Information supplied
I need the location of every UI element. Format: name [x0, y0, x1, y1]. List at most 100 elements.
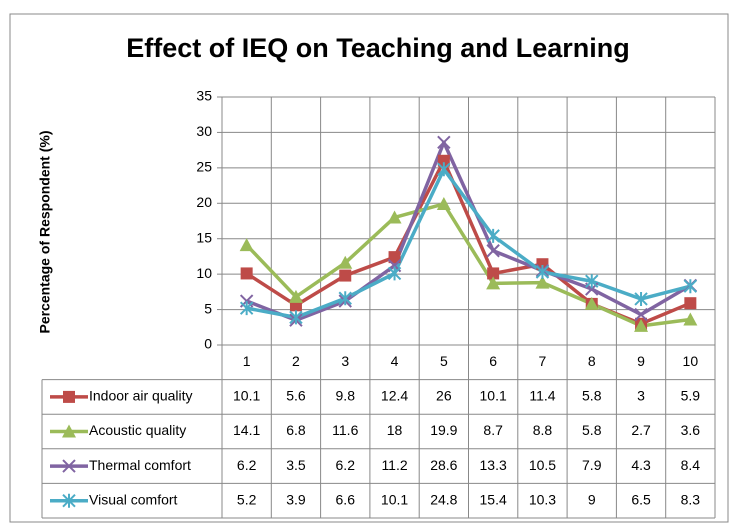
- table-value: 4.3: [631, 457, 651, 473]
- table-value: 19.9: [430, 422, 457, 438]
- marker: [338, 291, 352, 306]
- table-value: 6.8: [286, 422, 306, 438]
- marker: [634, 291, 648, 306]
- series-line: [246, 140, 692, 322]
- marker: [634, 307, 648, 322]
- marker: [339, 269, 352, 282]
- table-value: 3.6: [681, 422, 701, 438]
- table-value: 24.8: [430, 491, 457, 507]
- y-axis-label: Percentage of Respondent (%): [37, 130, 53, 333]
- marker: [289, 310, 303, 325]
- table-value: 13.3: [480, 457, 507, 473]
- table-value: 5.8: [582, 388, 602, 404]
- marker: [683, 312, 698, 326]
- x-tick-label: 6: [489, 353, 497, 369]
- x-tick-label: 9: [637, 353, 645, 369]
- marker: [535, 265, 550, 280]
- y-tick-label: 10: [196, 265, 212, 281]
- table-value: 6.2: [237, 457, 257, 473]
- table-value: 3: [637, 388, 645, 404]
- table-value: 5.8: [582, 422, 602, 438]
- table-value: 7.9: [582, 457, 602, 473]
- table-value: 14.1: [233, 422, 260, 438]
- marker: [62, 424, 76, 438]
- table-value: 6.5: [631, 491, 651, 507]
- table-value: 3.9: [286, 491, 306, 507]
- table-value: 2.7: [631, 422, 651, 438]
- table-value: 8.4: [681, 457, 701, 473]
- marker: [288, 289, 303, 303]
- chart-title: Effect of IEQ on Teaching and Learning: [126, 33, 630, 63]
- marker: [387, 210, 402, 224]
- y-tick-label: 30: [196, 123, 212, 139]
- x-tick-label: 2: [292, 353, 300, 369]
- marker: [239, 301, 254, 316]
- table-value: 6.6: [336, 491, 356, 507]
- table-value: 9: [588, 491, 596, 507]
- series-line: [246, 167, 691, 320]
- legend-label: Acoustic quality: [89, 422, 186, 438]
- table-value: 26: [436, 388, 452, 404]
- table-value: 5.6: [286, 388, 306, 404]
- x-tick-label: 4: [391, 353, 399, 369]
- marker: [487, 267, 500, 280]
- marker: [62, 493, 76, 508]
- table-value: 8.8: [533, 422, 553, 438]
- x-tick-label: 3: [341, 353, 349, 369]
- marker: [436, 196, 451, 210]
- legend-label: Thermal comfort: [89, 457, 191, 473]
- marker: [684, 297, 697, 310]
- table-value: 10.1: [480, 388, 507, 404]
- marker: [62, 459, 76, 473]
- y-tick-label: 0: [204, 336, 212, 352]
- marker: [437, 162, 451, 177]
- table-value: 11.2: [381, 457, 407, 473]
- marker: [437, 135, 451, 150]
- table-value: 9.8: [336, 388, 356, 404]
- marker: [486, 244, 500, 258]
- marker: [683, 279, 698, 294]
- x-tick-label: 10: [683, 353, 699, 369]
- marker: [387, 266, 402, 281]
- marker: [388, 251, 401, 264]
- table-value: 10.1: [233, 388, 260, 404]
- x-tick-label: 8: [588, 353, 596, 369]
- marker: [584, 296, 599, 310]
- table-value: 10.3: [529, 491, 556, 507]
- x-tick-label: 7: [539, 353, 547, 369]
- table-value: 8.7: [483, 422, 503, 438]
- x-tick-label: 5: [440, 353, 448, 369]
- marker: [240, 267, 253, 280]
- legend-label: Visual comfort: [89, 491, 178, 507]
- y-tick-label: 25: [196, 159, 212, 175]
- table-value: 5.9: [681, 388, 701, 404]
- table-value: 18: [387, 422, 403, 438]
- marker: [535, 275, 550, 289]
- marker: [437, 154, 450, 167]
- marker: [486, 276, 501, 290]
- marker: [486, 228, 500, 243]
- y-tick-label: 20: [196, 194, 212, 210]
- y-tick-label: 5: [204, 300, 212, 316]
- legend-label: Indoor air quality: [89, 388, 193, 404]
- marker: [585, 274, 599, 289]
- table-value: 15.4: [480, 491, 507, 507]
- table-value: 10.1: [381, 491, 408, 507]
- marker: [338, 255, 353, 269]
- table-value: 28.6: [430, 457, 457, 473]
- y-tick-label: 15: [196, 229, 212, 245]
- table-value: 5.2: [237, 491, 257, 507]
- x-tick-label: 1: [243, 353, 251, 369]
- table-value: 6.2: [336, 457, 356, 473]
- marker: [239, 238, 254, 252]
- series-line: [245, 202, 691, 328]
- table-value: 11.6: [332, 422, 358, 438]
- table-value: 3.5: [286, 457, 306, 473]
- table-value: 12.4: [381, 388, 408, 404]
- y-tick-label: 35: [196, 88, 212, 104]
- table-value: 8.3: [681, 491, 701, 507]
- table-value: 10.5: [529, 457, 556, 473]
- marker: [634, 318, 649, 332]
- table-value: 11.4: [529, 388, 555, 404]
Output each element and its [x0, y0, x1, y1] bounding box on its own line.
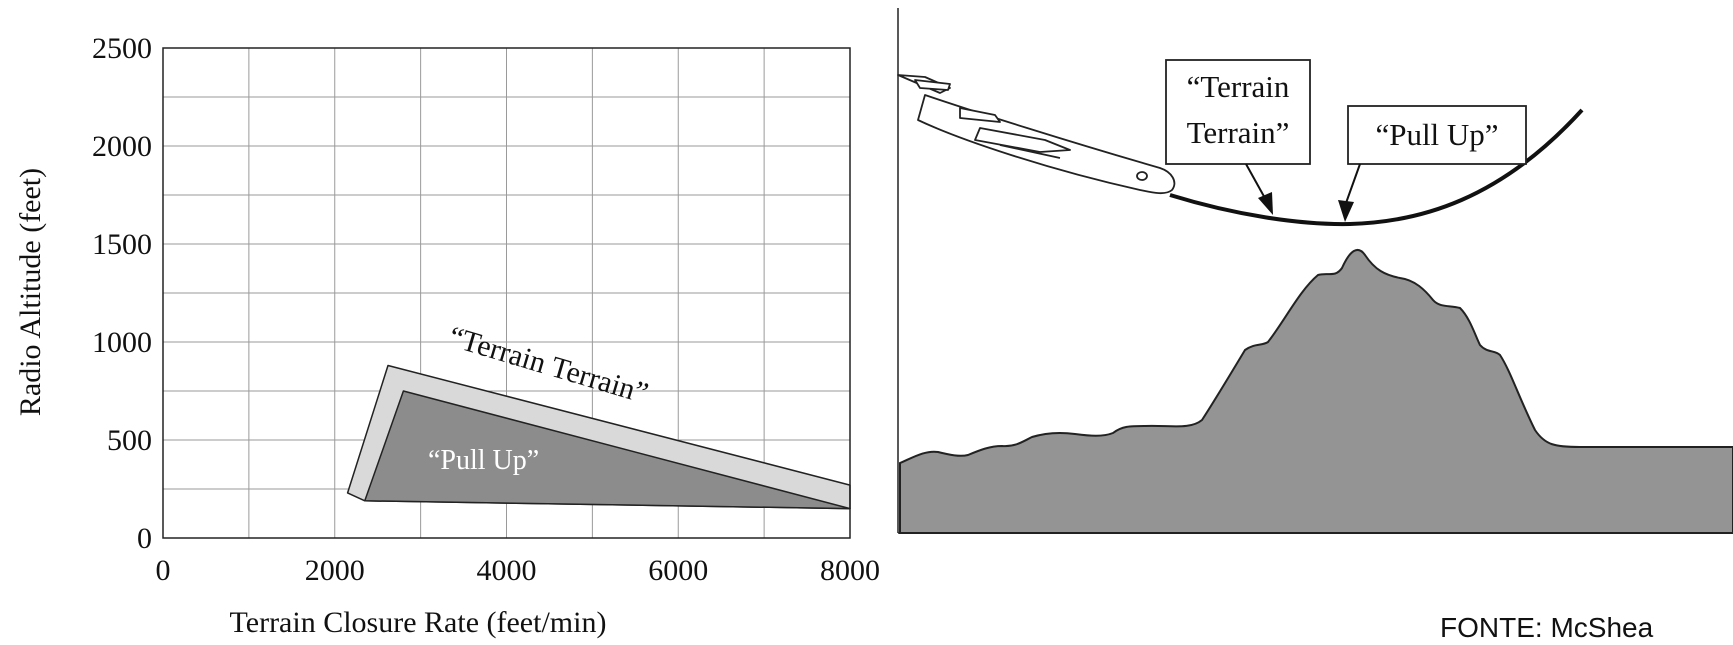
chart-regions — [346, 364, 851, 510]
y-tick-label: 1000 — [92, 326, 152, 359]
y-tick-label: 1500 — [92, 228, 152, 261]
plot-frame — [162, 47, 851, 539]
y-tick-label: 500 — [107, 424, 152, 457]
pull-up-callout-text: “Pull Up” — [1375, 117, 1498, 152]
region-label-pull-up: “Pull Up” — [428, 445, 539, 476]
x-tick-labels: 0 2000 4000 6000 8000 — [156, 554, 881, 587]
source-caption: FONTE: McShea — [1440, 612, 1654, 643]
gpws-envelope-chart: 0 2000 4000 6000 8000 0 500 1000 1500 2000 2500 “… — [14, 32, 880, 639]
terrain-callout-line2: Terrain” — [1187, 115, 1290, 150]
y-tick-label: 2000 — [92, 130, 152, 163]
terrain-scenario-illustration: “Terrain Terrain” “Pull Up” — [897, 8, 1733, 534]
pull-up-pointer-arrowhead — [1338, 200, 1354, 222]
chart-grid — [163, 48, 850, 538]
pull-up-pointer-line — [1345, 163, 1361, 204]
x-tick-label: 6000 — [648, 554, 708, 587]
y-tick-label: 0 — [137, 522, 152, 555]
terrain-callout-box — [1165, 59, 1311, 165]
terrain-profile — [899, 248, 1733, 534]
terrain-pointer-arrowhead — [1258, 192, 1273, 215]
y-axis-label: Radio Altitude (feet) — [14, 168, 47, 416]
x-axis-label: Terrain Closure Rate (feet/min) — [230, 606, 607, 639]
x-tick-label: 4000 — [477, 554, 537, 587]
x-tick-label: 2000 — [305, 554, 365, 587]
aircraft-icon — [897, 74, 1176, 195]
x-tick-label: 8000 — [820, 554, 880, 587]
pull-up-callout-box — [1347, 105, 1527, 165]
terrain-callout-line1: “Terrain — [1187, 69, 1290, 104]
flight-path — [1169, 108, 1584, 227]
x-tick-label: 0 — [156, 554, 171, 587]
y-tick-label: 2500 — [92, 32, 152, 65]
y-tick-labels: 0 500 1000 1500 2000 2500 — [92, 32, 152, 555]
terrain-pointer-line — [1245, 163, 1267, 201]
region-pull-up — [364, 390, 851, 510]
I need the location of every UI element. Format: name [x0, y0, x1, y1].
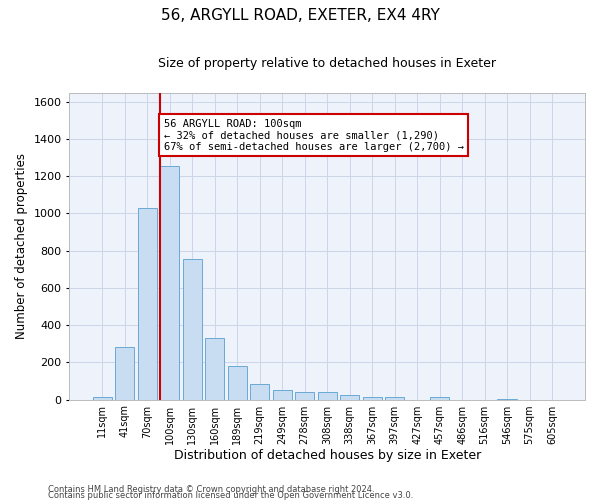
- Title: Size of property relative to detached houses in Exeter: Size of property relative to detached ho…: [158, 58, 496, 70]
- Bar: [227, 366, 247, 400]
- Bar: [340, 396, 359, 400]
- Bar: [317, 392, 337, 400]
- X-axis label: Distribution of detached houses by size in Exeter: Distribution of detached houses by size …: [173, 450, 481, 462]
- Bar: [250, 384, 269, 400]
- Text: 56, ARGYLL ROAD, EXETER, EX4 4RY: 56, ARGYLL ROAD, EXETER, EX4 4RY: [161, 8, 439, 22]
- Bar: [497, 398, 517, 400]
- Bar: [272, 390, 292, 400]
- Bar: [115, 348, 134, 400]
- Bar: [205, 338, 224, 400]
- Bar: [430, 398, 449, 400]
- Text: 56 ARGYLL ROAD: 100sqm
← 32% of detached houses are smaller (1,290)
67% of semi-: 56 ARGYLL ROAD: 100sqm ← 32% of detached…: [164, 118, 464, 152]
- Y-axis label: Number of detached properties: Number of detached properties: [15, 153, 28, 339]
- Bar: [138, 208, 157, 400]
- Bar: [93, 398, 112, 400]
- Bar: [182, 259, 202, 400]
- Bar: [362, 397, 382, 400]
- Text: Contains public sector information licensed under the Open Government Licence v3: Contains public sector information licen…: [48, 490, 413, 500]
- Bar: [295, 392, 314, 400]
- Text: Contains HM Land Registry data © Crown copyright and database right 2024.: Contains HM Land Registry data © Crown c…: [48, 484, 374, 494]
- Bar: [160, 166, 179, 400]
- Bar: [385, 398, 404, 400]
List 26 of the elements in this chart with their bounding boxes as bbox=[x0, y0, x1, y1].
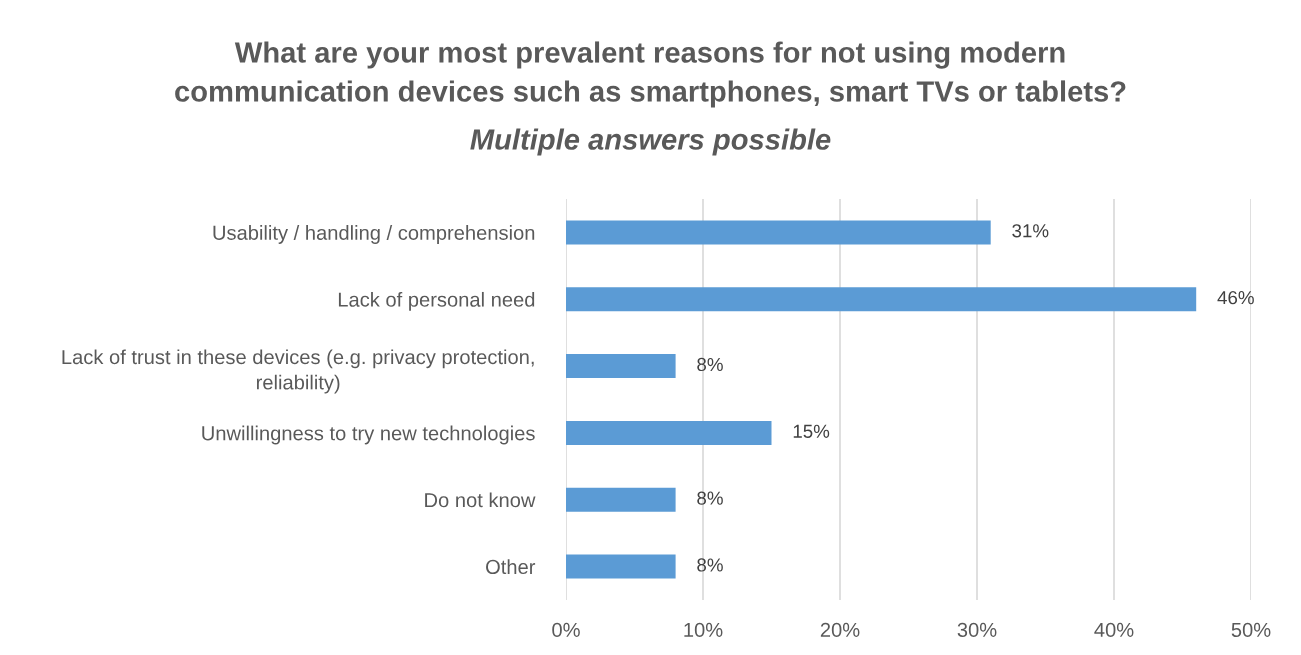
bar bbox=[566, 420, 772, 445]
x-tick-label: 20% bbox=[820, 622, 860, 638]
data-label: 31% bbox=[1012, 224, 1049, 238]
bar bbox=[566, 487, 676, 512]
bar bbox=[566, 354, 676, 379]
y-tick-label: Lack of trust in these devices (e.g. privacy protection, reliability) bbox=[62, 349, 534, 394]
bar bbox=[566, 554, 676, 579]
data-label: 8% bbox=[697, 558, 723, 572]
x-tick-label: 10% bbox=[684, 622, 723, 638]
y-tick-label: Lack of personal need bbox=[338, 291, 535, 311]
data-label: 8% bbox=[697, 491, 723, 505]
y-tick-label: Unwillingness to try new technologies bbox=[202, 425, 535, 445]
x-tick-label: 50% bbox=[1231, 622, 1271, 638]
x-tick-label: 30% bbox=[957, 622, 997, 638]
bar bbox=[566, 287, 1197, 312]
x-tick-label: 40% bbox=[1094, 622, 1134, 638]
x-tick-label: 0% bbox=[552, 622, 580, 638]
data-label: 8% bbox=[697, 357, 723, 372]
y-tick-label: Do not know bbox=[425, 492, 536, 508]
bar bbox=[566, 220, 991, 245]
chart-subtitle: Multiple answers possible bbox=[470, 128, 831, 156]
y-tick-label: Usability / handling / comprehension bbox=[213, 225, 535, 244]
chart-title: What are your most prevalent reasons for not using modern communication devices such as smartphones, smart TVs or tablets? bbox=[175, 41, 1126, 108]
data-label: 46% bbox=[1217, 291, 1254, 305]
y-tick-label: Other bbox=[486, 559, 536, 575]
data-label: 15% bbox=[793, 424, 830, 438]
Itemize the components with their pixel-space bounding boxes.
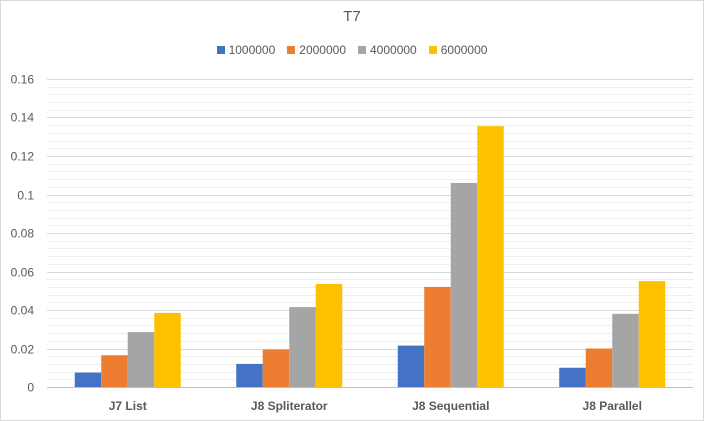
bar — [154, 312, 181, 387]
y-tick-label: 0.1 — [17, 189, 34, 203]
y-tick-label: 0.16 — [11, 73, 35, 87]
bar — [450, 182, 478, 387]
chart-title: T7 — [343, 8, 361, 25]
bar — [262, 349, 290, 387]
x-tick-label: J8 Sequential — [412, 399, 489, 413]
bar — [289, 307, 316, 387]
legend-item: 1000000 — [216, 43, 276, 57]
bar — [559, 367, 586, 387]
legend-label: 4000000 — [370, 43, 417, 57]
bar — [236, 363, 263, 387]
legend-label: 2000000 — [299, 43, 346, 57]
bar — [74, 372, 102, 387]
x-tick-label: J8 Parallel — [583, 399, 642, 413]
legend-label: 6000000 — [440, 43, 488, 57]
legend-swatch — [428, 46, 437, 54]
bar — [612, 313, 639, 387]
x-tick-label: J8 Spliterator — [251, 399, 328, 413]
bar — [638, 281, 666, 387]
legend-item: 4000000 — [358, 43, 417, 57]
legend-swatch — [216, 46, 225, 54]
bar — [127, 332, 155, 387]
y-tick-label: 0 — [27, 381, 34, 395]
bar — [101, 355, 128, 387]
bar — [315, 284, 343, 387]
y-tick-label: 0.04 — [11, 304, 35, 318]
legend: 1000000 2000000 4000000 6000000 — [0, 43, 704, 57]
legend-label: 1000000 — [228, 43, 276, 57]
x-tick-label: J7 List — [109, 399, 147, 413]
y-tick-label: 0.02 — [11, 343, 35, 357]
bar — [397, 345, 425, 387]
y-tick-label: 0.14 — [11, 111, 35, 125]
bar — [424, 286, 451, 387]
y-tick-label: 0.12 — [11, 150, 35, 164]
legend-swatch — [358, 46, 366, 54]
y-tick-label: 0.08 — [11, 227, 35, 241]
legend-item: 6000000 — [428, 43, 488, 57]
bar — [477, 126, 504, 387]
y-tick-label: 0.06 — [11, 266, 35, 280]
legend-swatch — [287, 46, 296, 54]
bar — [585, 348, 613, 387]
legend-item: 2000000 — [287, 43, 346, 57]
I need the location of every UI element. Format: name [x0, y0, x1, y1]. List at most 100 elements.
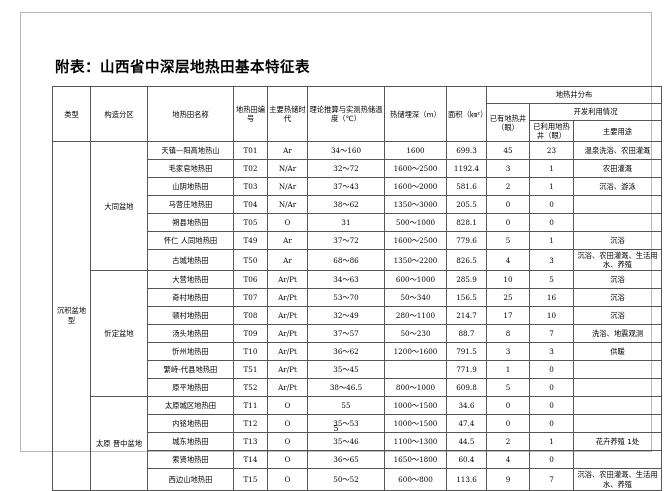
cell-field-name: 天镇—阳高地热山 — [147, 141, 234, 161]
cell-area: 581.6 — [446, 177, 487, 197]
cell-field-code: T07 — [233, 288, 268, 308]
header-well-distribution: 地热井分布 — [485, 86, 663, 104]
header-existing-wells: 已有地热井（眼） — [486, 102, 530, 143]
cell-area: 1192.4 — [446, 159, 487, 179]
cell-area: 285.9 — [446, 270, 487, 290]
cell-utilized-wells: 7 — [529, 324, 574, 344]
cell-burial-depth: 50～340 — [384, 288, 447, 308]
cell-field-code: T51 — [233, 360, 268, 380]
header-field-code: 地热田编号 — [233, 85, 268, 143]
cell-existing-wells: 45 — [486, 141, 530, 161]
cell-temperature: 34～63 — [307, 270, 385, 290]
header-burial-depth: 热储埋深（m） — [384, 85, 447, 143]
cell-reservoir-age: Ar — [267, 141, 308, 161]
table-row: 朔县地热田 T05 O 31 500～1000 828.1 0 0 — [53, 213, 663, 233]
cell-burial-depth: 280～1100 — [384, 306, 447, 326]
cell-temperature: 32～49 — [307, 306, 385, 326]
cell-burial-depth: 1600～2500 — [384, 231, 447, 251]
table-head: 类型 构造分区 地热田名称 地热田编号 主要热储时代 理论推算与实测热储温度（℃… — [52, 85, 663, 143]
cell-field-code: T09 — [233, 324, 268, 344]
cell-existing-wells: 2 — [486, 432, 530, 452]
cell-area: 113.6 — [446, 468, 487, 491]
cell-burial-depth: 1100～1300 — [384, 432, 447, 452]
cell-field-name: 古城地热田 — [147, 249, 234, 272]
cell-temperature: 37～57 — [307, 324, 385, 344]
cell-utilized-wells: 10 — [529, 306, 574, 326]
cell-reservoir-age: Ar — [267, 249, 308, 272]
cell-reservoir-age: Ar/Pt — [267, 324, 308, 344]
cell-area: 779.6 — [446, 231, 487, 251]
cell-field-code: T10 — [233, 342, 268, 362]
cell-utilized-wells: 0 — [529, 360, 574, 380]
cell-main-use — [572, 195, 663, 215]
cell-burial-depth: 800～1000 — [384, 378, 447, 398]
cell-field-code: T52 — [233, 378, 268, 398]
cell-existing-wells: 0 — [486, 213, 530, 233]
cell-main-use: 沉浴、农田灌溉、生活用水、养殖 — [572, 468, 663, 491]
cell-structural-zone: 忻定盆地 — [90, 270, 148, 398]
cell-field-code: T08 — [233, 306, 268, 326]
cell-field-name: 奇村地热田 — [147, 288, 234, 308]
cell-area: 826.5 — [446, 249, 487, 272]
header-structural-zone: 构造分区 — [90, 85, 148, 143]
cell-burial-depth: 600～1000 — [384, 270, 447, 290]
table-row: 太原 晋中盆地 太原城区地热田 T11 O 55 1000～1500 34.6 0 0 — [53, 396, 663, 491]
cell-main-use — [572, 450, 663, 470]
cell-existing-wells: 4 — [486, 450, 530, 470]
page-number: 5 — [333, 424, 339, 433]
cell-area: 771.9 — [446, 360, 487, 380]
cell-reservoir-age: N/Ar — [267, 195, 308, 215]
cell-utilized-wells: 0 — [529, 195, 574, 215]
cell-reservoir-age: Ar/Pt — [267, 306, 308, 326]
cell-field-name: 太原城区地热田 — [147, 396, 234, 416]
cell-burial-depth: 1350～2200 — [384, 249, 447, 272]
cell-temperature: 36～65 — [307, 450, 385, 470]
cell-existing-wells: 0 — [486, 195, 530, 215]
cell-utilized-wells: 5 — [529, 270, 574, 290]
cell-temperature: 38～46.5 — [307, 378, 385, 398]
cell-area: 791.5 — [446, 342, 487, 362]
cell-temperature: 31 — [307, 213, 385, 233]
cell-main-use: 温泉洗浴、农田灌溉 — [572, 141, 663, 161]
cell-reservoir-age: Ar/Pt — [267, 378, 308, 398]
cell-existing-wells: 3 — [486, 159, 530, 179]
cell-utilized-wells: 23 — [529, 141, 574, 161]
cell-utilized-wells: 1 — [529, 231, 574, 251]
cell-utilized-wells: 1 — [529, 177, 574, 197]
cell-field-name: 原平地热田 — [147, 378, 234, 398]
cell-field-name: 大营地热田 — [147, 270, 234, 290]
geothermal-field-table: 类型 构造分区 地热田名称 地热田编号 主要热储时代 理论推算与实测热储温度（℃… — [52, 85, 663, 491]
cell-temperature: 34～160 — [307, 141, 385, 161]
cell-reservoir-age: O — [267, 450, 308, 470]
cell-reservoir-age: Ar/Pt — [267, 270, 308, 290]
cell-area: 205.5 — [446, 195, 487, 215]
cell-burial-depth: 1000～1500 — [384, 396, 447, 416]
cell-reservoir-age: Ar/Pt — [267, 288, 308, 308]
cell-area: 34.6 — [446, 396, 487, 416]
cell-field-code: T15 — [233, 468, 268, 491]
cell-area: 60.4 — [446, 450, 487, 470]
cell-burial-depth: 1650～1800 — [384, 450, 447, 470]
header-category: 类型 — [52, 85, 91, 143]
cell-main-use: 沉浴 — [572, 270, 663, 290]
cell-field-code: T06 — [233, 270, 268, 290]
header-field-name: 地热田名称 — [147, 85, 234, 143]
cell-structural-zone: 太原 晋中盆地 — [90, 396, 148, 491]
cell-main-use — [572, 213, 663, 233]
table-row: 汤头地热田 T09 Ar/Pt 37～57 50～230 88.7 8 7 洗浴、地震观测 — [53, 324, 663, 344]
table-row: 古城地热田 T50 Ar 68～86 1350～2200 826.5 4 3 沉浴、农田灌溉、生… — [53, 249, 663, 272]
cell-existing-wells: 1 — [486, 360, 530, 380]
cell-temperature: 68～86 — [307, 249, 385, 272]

Required task
Please render the rows between the lines holding "chart-regions — [346, 364, 851, 510]" and "source-caption: FONTE: McShea", inclusive, as a numbered list with any blank lines left out.

Final answer
1. chart-regions — [346, 364, 851, 510]
2. y-tick-label: 1000 — [92, 326, 152, 359]
3. y-tick-label: 1500 — [92, 228, 152, 261]
4. plot-frame — [162, 47, 851, 539]
5. y-tick-label: 500 — [107, 424, 152, 457]
6. pull-up-callout-text: “Pull Up” — [1375, 117, 1498, 152]
7. region-label-pull-up: “Pull Up” — [428, 445, 539, 476]
8. x-tick-labels: 0 2000 4000 6000 8000 — [156, 554, 881, 587]
9. source-caption: FONTE: McShea — [1440, 612, 1654, 643]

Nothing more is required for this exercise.